## Goal:
Copy all of the records below verbatim.

## Records for processing:

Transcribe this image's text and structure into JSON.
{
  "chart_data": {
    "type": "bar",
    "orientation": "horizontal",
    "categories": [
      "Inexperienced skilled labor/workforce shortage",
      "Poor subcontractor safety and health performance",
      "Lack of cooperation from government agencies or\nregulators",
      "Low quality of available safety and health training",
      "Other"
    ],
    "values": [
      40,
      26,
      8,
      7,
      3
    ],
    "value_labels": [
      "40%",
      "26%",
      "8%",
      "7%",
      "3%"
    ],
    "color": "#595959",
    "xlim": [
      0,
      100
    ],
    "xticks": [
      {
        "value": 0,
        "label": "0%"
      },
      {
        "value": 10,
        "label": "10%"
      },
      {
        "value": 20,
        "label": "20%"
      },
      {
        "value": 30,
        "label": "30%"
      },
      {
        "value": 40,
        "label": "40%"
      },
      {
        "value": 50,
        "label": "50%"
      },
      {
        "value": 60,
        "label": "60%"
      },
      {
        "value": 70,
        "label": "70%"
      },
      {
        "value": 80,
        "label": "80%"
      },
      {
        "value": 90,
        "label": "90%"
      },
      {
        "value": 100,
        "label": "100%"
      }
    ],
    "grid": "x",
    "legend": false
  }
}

## Response to the task:
Transcribe this image's text and structure into JSON.
{
  "chart_data": {
    "type": "bar",
    "orientation": "horizontal",
    "categories": [
      "Inexperienced skilled labor/workforce shortage",
      "Poor subcontractor safety and health performance",
      "Lack of cooperation from government agencies or\nregulators",
      "Low quality of available safety and health training",
      "Other"
    ],
    "values": [
      40,
      26,
      8,
      7,
      3
    ],
    "value_labels": [
      "40%",
      "26%",
      "8%",
      "7%",
      "3%"
    ],
    "color": "#595959",
    "xlim": [
      0,
      100
    ],
    "xticks": [
      {
        "value": 0,
        "label": "0%"
      },
      {
        "value": 10,
        "label": "10%"
      },
      {
        "value": 20,
        "label": "20%"
      },
      {
        "value": 30,
        "label": "30%"
      },
      {
        "value": 40,
        "label": "40%"
      },
      {
        "value": 50,
        "label": "50%"
      },
      {
        "value": 60,
        "label": "60%"
      },
      {
        "value": 70,
        "label": "70%"
      },
      {
        "value": 80,
        "label": "80%"
      },
      {
        "value": 90,
        "label": "90%"
      },
      {
        "value": 100,
        "label": "100%"
      }
    ],
    "grid": "x",
    "legend": false
  }
}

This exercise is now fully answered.